(Collected data entries)
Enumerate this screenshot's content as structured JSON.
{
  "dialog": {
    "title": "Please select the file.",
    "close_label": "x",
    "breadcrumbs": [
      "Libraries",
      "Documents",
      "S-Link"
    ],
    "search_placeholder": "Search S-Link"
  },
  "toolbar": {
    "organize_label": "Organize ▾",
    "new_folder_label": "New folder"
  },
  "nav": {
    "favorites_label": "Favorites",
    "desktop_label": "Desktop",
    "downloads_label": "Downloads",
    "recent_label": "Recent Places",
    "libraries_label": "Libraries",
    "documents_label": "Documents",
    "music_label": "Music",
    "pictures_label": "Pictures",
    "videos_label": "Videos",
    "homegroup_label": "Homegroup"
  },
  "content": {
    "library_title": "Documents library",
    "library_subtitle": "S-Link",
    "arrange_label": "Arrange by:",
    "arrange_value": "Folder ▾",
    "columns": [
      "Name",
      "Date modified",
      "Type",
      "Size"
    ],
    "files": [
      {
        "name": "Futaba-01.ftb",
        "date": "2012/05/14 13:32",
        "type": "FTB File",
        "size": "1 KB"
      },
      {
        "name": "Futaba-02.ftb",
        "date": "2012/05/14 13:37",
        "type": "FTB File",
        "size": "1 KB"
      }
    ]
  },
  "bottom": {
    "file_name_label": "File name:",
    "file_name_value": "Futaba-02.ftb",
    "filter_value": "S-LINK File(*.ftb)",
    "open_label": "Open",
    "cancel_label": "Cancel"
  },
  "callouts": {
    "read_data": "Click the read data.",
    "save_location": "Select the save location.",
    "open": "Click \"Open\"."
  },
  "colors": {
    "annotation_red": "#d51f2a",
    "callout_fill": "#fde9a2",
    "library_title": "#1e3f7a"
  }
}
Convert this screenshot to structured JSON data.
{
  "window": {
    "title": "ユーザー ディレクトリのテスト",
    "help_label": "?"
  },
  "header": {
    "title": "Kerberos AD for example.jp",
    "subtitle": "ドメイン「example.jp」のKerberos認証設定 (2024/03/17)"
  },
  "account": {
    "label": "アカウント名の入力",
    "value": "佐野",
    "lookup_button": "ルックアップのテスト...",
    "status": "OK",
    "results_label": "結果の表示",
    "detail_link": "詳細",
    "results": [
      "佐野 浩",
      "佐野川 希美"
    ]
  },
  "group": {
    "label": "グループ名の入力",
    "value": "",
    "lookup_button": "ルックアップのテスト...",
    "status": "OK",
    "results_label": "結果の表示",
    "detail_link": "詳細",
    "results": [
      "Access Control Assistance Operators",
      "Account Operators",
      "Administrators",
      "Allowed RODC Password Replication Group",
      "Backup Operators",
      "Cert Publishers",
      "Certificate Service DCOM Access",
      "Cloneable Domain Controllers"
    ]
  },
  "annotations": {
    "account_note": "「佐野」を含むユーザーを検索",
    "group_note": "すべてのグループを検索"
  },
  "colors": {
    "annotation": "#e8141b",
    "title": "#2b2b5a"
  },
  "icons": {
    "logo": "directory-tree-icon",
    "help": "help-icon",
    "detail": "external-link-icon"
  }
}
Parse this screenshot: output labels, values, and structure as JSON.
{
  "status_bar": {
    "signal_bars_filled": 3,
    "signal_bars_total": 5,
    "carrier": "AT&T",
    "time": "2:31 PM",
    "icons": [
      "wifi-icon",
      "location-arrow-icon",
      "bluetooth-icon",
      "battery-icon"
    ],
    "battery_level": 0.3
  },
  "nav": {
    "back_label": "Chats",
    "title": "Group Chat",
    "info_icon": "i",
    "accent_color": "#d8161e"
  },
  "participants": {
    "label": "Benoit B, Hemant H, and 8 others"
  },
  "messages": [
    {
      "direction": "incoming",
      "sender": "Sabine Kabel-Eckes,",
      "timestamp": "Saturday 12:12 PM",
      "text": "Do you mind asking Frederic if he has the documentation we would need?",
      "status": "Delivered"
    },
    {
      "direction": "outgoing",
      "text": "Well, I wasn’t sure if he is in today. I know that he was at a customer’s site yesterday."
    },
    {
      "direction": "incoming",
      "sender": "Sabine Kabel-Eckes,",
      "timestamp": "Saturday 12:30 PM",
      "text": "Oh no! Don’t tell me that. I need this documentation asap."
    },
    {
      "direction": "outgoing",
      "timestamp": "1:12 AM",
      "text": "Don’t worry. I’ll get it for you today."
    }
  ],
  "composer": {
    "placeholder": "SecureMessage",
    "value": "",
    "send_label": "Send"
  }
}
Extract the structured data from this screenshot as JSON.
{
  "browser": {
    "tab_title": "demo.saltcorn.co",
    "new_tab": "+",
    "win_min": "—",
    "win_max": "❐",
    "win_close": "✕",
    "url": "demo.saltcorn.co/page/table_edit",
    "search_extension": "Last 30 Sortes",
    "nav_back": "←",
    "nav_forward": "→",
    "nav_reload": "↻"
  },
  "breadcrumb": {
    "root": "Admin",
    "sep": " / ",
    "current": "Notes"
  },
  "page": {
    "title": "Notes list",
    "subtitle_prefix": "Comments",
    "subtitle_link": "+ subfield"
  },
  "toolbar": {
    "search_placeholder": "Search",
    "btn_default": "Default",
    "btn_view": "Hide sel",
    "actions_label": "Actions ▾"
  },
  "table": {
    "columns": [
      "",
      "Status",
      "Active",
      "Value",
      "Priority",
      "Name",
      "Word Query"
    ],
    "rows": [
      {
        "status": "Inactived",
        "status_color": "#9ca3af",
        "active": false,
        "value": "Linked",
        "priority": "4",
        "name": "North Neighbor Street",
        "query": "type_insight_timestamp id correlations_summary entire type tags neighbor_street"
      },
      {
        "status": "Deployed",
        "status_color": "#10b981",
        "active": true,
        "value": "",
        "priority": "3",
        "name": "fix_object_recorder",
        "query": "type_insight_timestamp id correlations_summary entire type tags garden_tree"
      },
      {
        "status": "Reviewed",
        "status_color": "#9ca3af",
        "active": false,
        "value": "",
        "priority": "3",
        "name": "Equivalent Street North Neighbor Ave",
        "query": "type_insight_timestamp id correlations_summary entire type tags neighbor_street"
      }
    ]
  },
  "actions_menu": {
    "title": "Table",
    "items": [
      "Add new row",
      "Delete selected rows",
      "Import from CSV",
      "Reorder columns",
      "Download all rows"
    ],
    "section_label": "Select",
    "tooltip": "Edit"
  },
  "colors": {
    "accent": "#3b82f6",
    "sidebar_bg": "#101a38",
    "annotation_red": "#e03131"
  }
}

**Exercise objective**
Return each line with "that".

**Task result**
      "text": "Well, I wasn’t sure if he is in today. I know that he was at a customer’s site yesterday."
      "text": "Oh no! Don’t tell me that. I need this documentation asap."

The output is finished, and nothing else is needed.